— START Data —
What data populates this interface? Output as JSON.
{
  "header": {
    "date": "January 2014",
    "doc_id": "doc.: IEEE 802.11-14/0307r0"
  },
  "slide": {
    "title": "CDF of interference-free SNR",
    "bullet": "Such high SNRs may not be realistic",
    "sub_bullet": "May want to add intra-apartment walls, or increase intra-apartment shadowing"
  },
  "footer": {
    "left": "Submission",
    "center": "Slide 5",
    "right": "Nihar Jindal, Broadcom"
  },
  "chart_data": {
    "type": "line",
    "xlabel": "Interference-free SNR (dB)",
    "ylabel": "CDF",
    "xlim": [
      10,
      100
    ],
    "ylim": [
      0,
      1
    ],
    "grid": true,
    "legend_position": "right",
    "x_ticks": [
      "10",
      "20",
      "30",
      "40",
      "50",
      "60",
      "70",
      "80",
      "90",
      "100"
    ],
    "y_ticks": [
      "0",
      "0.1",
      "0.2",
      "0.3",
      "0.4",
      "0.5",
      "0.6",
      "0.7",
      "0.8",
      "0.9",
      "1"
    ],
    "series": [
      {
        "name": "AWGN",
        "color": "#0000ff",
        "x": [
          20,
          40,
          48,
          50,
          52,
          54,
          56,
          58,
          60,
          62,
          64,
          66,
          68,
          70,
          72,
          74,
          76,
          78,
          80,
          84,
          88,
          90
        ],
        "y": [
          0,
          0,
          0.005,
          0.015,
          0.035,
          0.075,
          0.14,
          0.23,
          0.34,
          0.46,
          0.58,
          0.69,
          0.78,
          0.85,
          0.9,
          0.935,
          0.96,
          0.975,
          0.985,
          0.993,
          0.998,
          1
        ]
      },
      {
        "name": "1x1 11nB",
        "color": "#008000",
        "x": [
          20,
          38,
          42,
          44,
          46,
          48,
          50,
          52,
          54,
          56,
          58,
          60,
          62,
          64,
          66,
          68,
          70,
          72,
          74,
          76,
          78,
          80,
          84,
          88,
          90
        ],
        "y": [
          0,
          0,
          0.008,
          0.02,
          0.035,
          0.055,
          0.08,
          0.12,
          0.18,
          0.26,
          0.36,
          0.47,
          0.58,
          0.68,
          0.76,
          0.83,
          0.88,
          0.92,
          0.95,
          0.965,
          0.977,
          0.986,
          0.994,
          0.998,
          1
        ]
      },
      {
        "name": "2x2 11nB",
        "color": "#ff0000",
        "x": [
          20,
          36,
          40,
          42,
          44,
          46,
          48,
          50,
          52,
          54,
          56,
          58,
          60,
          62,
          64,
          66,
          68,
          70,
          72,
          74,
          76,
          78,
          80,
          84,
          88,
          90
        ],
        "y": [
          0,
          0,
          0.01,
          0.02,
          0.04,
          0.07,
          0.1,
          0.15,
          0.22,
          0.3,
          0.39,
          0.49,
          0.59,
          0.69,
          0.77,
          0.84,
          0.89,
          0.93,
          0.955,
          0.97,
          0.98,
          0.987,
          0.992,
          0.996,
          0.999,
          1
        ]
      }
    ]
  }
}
— END Data —
### Task to complete
Reproduce the listing above word for word.

### The reply
What data populates this interface? Output as JSON.
{
  "header": {
    "date": "January 2014",
    "doc_id": "doc.: IEEE 802.11-14/0307r0"
  },
  "slide": {
    "title": "CDF of interference-free SNR",
    "bullet": "Such high SNRs may not be realistic",
    "sub_bullet": "May want to add intra-apartment walls, or increase intra-apartment shadowing"
  },
  "footer": {
    "left": "Submission",
    "center": "Slide 5",
    "right": "Nihar Jindal, Broadcom"
  },
  "chart_data": {
    "type": "line",
    "xlabel": "Interference-free SNR (dB)",
    "ylabel": "CDF",
    "xlim": [
      10,
      100
    ],
    "ylim": [
      0,
      1
    ],
    "grid": true,
    "legend_position": "right",
    "x_ticks": [
      "10",
      "20",
      "30",
      "40",
      "50",
      "60",
      "70",
      "80",
      "90",
      "100"
    ],
    "y_ticks": [
      "0",
      "0.1",
      "0.2",
      "0.3",
      "0.4",
      "0.5",
      "0.6",
      "0.7",
      "0.8",
      "0.9",
      "1"
    ],
    "series": [
      {
        "name": "AWGN",
        "color": "#0000ff",
        "x": [
          20,
          40,
          48,
          50,
          52,
          54,
          56,
          58,
          60,
          62,
          64,
          66,
          68,
          70,
          72,
          74,
          76,
          78,
          80,
          84,
          88,
          90
        ],
        "y": [
          0,
          0,
          0.005,
          0.015,
          0.035,
          0.075,
          0.14,
          0.23,
          0.34,
          0.46,
          0.58,
          0.69,
          0.78,
          0.85,
          0.9,
          0.935,
          0.96,
          0.975,
          0.985,
          0.993,
          0.998,
          1
        ]
      },
      {
        "name": "1x1 11nB",
        "color": "#008000",
        "x": [
          20,
          38,
          42,
          44,
          46,
          48,
          50,
          52,
          54,
          56,
          58,
          60,
          62,
          64,
          66,
          68,
          70,
          72,
          74,
          76,
          78,
          80,
          84,
          88,
          90
        ],
        "y": [
          0,
          0,
          0.008,
          0.02,
          0.035,
          0.055,
          0.08,
          0.12,
          0.18,
          0.26,
          0.36,
          0.47,
          0.58,
          0.68,
          0.76,
          0.83,
          0.88,
          0.92,
          0.95,
          0.965,
          0.977,
          0.986,
          0.994,
          0.998,
          1
        ]
      },
      {
        "name": "2x2 11nB",
        "color": "#ff0000",
        "x": [
          20,
          36,
          40,
          42,
          44,
          46,
          48,
          50,
          52,
          54,
          56,
          58,
          60,
          62,
          64,
          66,
          68,
          70,
          72,
          74,
          76,
          78,
          80,
          84,
          88,
          90
        ],
        "y": [
          0,
          0,
          0.01,
          0.02,
          0.04,
          0.07,
          0.1,
          0.15,
          0.22,
          0.3,
          0.39,
          0.49,
          0.59,
          0.69,
          0.77,
          0.84,
          0.89,
          0.93,
          0.955,
          0.97,
          0.98,
          0.987,
          0.992,
          0.996,
          0.999,
          1
        ]
      }
    ]
  }
}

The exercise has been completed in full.